* Objetivo *
Troque "data-label" por "valor-rotulado" em todo o material abaixo e mantenha o restante inalterado. Deixe as imagens de fora da resposta.
□ □ □
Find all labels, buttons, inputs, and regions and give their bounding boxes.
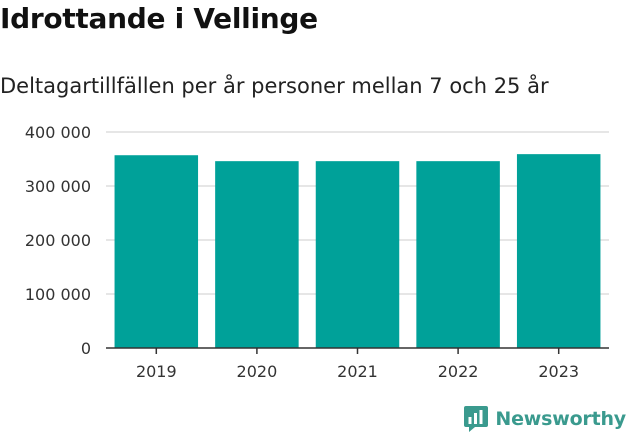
x-tick-label: 2019 [136,362,177,381]
y-axis-ticks: 0 100 000 200 000 300 000 400 000 [25,123,91,358]
bar-2023 [516,154,601,348]
x-tick-label: 2022 [438,362,479,381]
bar-2019 [114,155,199,348]
chart-title: Idrottande i Vellinge [0,2,318,35]
bar-2021 [315,161,400,348]
x-tick-label: 2023 [538,362,579,381]
bar-2020 [215,161,299,348]
bars [114,154,601,348]
y-tick-label: 100 000 [25,285,91,304]
newsworthy-logo-icon [464,406,489,432]
brand-name: Newsworthy [495,408,626,430]
x-axis-ticks: 2019 2020 2021 2022 2023 [136,348,579,381]
y-tick-label: 0 [81,339,91,358]
y-tick-label: 200 000 [25,231,91,250]
chart-subtitle: Deltagartillfällen per år personer mella… [0,74,549,98]
bar-2022 [416,161,500,348]
x-tick-label: 2021 [337,362,378,381]
y-tick-label: 400 000 [25,123,91,142]
x-tick-label: 2020 [237,362,278,381]
brand-logo: Newsworthy [463,405,626,433]
y-tick-label: 300 000 [25,177,91,196]
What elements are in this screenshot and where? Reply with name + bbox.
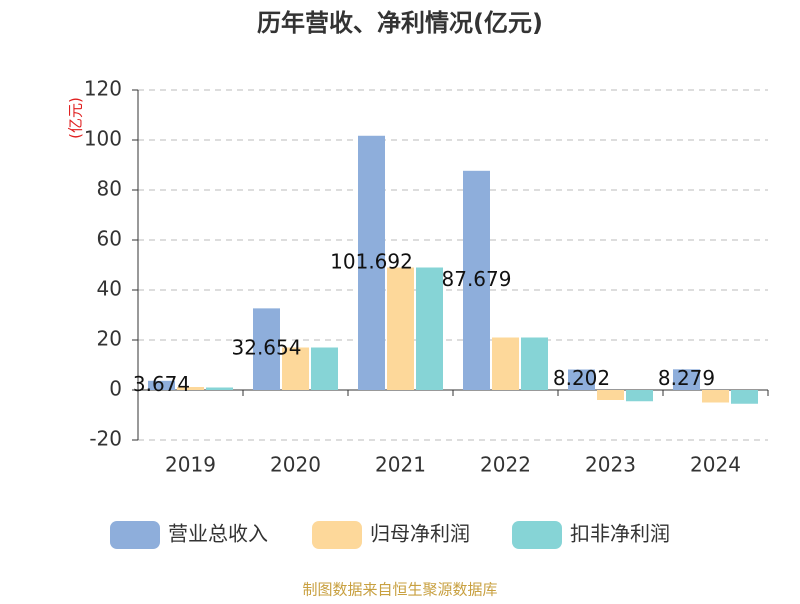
y-axis-label: (亿元) [67,97,85,139]
y-tick-label: 20 [97,327,122,351]
bar [702,390,729,403]
bar [673,369,700,390]
bar [626,390,653,402]
bar [206,387,233,390]
x-tick-label: 2022 [480,453,531,477]
bar [253,308,280,390]
data-label: 8.279 [658,366,715,390]
y-tick-label: 40 [97,277,122,301]
y-tick-label: 60 [97,227,122,251]
y-tick-label: 0 [109,377,122,401]
source-note: 制图数据来自恒生聚源数据库 [302,581,497,599]
bar [731,390,758,404]
bar [387,267,414,390]
legend-swatch [110,521,160,549]
bar [311,347,338,390]
bar [282,347,309,390]
bar [177,387,204,390]
y-tick-label: -20 [89,427,122,451]
bar [463,170,490,390]
bar [358,135,385,390]
legend-label: 营业总收入 [168,522,268,546]
legend-label: 扣非净利润 [570,522,670,546]
legend-label: 归母净利润 [370,522,470,546]
bar [492,337,519,390]
y-tick-label: 100 [84,127,122,151]
x-tick-label: 2020 [270,453,321,477]
data-label: 87.679 [442,267,512,291]
y-tick-label: 80 [97,177,122,201]
chart-title: 历年营收、净利情况(亿元) [257,9,543,37]
data-label: 32.654 [232,336,302,360]
bar [568,369,595,390]
bar [597,390,624,400]
bar [416,267,443,390]
legend-swatch [512,521,562,549]
data-label: 8.202 [553,366,610,390]
legend-swatch [312,521,362,549]
data-label: 3.674 [133,372,190,396]
x-tick-label: 2019 [165,453,216,477]
x-tick-label: 2021 [375,453,426,477]
data-label: 101.692 [330,249,413,273]
bar [148,380,175,390]
x-tick-label: 2024 [690,453,741,477]
bar [521,337,548,390]
y-tick-label: 120 [84,77,122,101]
x-tick-label: 2023 [585,453,636,477]
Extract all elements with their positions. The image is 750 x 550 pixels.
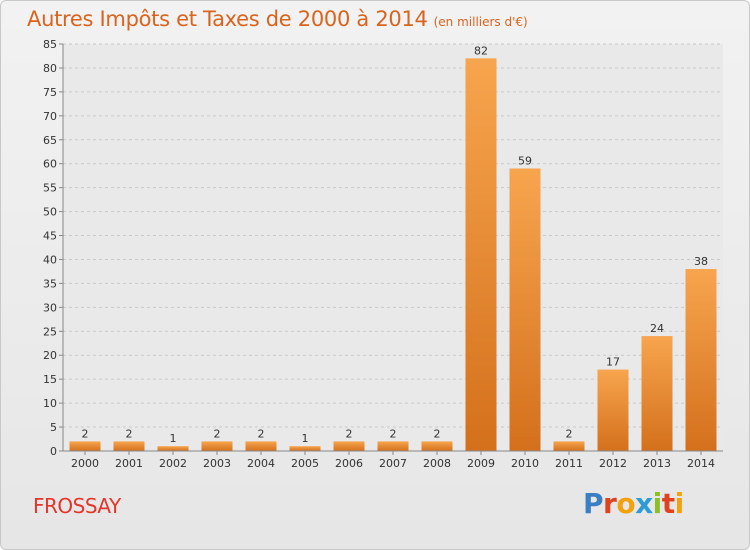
- proxiti-logo: Proxiti: [583, 487, 684, 520]
- data-label: 59: [518, 154, 532, 167]
- x-tick-label: 2008: [423, 457, 451, 470]
- bar: [465, 58, 497, 451]
- y-tick-label: 10: [43, 397, 57, 410]
- x-tick-label: 2009: [467, 457, 495, 470]
- y-tick-label: 15: [43, 373, 57, 386]
- data-label: 1: [302, 432, 309, 445]
- y-tick-label: 50: [43, 206, 57, 219]
- logo-letter: x: [635, 487, 653, 520]
- bar: [553, 441, 585, 451]
- data-label: 2: [214, 427, 221, 440]
- bar: [509, 168, 541, 451]
- y-tick-label: 0: [50, 445, 57, 458]
- y-tick-label: 20: [43, 349, 57, 362]
- chart-subtitle: (en milliers d'€): [433, 15, 528, 29]
- bar: [289, 446, 321, 451]
- y-tick-label: 30: [43, 301, 57, 314]
- y-tick-label: 40: [43, 253, 57, 266]
- y-tick-label: 80: [43, 62, 57, 75]
- data-label: 82: [474, 44, 488, 57]
- x-tick-label: 2014: [687, 457, 715, 470]
- data-label: 38: [694, 255, 708, 268]
- x-tick-label: 2006: [335, 457, 363, 470]
- x-tick-label: 2010: [511, 457, 539, 470]
- logo-letter: i: [652, 487, 663, 520]
- bar: [69, 441, 101, 451]
- bar: [685, 269, 717, 451]
- logo-letter: i: [674, 487, 685, 520]
- x-tick-label: 2003: [203, 457, 231, 470]
- bar: [201, 441, 233, 451]
- data-label: 17: [606, 356, 620, 369]
- y-tick-label: 75: [43, 86, 57, 99]
- bar: [597, 369, 629, 451]
- x-tick-label: 2004: [247, 457, 275, 470]
- x-tick-label: 2011: [555, 457, 583, 470]
- x-tick-label: 2002: [159, 457, 187, 470]
- y-tick-label: 60: [43, 158, 57, 171]
- x-tick-label: 2013: [643, 457, 671, 470]
- data-label: 2: [82, 427, 89, 440]
- x-tick-label: 2000: [71, 457, 99, 470]
- chart-title: Autres Impôts et Taxes de 2000 à 2014: [27, 7, 428, 31]
- chart-title-block: Autres Impôts et Taxes de 2000 à 2014 (en…: [27, 7, 528, 31]
- y-tick-label: 55: [43, 182, 57, 195]
- x-tick-label: 2005: [291, 457, 319, 470]
- data-label: 2: [346, 427, 353, 440]
- bar: [245, 441, 277, 451]
- y-tick-label: 85: [43, 38, 57, 51]
- y-tick-label: 25: [43, 325, 57, 338]
- y-tick-label: 70: [43, 110, 57, 123]
- y-tick-label: 45: [43, 230, 57, 243]
- bar: [333, 441, 365, 451]
- data-label: 1: [170, 432, 177, 445]
- bar: [113, 441, 145, 451]
- bar: [377, 441, 409, 451]
- y-tick-label: 5: [50, 421, 57, 434]
- logo-letter: t: [661, 487, 675, 520]
- data-label: 24: [650, 322, 664, 335]
- y-tick-label: 65: [43, 134, 57, 147]
- data-label: 2: [126, 427, 133, 440]
- x-tick-label: 2007: [379, 457, 407, 470]
- data-label: 2: [566, 427, 573, 440]
- logo-letter: o: [616, 487, 636, 520]
- bar: [421, 441, 453, 451]
- logo-letter: P: [583, 487, 604, 520]
- commune-name: FROSSAY: [33, 494, 121, 518]
- data-label: 2: [390, 427, 397, 440]
- logo-letter: r: [603, 487, 617, 520]
- x-tick-label: 2001: [115, 457, 143, 470]
- bar: [157, 446, 189, 451]
- data-label: 2: [434, 427, 441, 440]
- y-tick-label: 35: [43, 277, 57, 290]
- x-tick-label: 2012: [599, 457, 627, 470]
- data-label: 2: [258, 427, 265, 440]
- bar: [641, 336, 673, 451]
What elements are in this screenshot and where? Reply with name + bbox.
□ □ □
* Exercício resolvido *
Find all labels, buttons, inputs, and regions and give their bounding boxes.
x-tick-label: 2019 [136,362,177,381]
y-axis-ticks: 0 100 000 200 000 300 000 400 000 [25,123,91,358]
bar-2023 [516,154,601,348]
x-tick-label: 2022 [438,362,479,381]
bar-2019 [114,155,199,348]
chart-title: Idrottande i Vellinge [0,2,318,35]
bar-2021 [315,161,400,348]
x-tick-label: 2023 [538,362,579,381]
bar-2020 [215,161,299,348]
bars [114,154,601,348]
y-tick-label: 100 000 [25,285,91,304]
newsworthy-logo-icon [464,406,489,432]
brand-name: Newsworthy [495,408,626,430]
x-axis-ticks: 2019 2020 2021 2022 2023 [136,348,579,381]
y-tick-label: 0 [81,339,91,358]
y-tick-label: 200 000 [25,231,91,250]
chart-subtitle: Deltagartillfällen per år personer mella… [0,74,549,98]
bar-2022 [416,161,500,348]
x-tick-label: 2021 [337,362,378,381]
y-tick-label: 400 000 [25,123,91,142]
x-tick-label: 2020 [237,362,278,381]
brand-logo: Newsworthy [463,405,626,433]
y-tick-label: 300 000 [25,177,91,196]
What elements are in this screenshot and where? Reply with name + bbox.
y-axis-label: (亿元) [67,97,85,139]
y-tick-label: 20 [97,327,122,351]
bar [702,390,729,403]
bar [673,369,700,390]
bar [626,390,653,402]
bar [206,387,233,390]
x-tick-label: 2022 [480,453,531,477]
bar [253,308,280,390]
valor-rotulado: 8.279 [658,366,715,390]
y-tick-label: 40 [97,277,122,301]
y-tick-label: 60 [97,227,122,251]
y-tick-label: 0 [109,377,122,401]
source-note: 制图数据来自恒生聚源数据库 [302,581,497,599]
bar [731,390,758,404]
bar [387,267,414,390]
legend-swatch [110,521,160,549]
bar [311,347,338,390]
bar [282,347,309,390]
bar [177,387,204,390]
y-tick-label: -20 [89,427,122,451]
bar [463,170,490,390]
bar [358,135,385,390]
legend-label: 营业总收入 [168,522,268,546]
legend-label: 扣非净利润 [570,522,670,546]
legend-label: 归母净利润 [370,522,470,546]
bar [492,337,519,390]
y-tick-label: 100 [84,127,122,151]
x-tick-label: 2020 [270,453,321,477]
valor-rotulado: 87.679 [442,267,512,291]
y-tick-label: 80 [97,177,122,201]
chart-title: 历年营收、净利情况(亿元) [257,9,543,37]
valor-rotulado: 32.654 [232,336,302,360]
bar [568,369,595,390]
bar [597,390,624,400]
bar [416,267,443,390]
legend-swatch [512,521,562,549]
valor-rotulado: 8.202 [553,366,610,390]
legend-swatch [312,521,362,549]
valor-rotulado: 3.674 [133,372,190,396]
x-tick-label: 2019 [165,453,216,477]
x-tick-label: 2021 [375,453,426,477]
valor-rotulado: 101.692 [330,249,413,273]
bar [148,380,175,390]
x-tick-label: 2024 [690,453,741,477]
bar [521,337,548,390]
y-tick-label: 120 [84,77,122,101]
x-tick-label: 2023 [585,453,636,477]
Extract all elements with their positions. The image is 750 x 550 pixels.
- proxiti-logo: Proxiti: [583, 487, 684, 520]
- valor-rotulado: 59: [518, 154, 532, 167]
- x-tick-label: 2008: [423, 457, 451, 470]
- bar: [465, 58, 497, 451]
- y-tick-label: 10: [43, 397, 57, 410]
- x-tick-label: 2009: [467, 457, 495, 470]
- y-tick-label: 15: [43, 373, 57, 386]
- valor-rotulado: 1: [302, 432, 309, 445]
- y-tick-label: 50: [43, 206, 57, 219]
- logo-letter: x: [635, 487, 653, 520]
- bar: [553, 441, 585, 451]
- valor-rotulado: 2: [214, 427, 221, 440]
- bar: [509, 168, 541, 451]
- y-tick-label: 0: [50, 445, 57, 458]
- y-tick-label: 20: [43, 349, 57, 362]
- chart-subtitle: (en milliers d'€): [433, 15, 528, 29]
- bar: [289, 446, 321, 451]
- y-tick-label: 30: [43, 301, 57, 314]
- y-tick-label: 40: [43, 253, 57, 266]
- y-tick-label: 80: [43, 62, 57, 75]
- valor-rotulado: 82: [474, 44, 488, 57]
- x-tick-label: 2014: [687, 457, 715, 470]
- valor-rotulado: 38: [694, 255, 708, 268]
- x-tick-label: 2006: [335, 457, 363, 470]
- x-tick-label: 2010: [511, 457, 539, 470]
- logo-letter: i: [652, 487, 663, 520]
- bar: [69, 441, 101, 451]
- bar: [685, 269, 717, 451]
- logo-letter: i: [674, 487, 685, 520]
- x-tick-label: 2003: [203, 457, 231, 470]
- bar: [201, 441, 233, 451]
- valor-rotulado: 17: [606, 356, 620, 369]
- y-tick-label: 75: [43, 86, 57, 99]
- bar: [597, 369, 629, 451]
- x-tick-label: 2004: [247, 457, 275, 470]
- x-tick-label: 2011: [555, 457, 583, 470]
- x-tick-label: 2002: [159, 457, 187, 470]
- y-tick-label: 60: [43, 158, 57, 171]
- x-tick-label: 2013: [643, 457, 671, 470]
- valor-rotulado: 2: [82, 427, 89, 440]
- x-tick-label: 2000: [71, 457, 99, 470]
- chart-title: Autres Impôts et Taxes de 2000 à 2014: [27, 7, 428, 31]
- chart-title-block: Autres Impôts et Taxes de 2000 à 2014 (en…: [27, 7, 528, 31]
- y-tick-label: 55: [43, 182, 57, 195]
- x-tick-label: 2005: [291, 457, 319, 470]
- valor-rotulado: 2: [346, 427, 353, 440]
- bar: [245, 441, 277, 451]
- y-tick-label: 85: [43, 38, 57, 51]
- y-tick-label: 25: [43, 325, 57, 338]
- y-tick-label: 70: [43, 110, 57, 123]
- y-tick-label: 45: [43, 230, 57, 243]
- bar: [333, 441, 365, 451]
- valor-rotulado: 1: [170, 432, 177, 445]
- bar: [113, 441, 145, 451]
- bar: [377, 441, 409, 451]
- y-tick-label: 5: [50, 421, 57, 434]
- logo-letter: t: [661, 487, 675, 520]
- valor-rotulado: 24: [650, 322, 664, 335]
- y-tick-label: 65: [43, 134, 57, 147]
- valor-rotulado: 2: [126, 427, 133, 440]
- x-tick-label: 2007: [379, 457, 407, 470]
- valor-rotulado: 2: [566, 427, 573, 440]
- logo-letter: o: [616, 487, 636, 520]
- bar: [421, 441, 453, 451]
- logo-letter: P: [583, 487, 604, 520]
- commune-name: FROSSAY: [33, 494, 121, 518]
- valor-rotulado: 2: [390, 427, 397, 440]
- logo-letter: r: [603, 487, 617, 520]
- x-tick-label: 2001: [115, 457, 143, 470]
- bar: [157, 446, 189, 451]
- valor-rotulado: 2: [434, 427, 441, 440]
- y-tick-label: 35: [43, 277, 57, 290]
- x-tick-label: 2012: [599, 457, 627, 470]
- valor-rotulado: 2: [258, 427, 265, 440]
- bar: [641, 336, 673, 451]
What elements are in this screenshot and where? Reply with name + bbox.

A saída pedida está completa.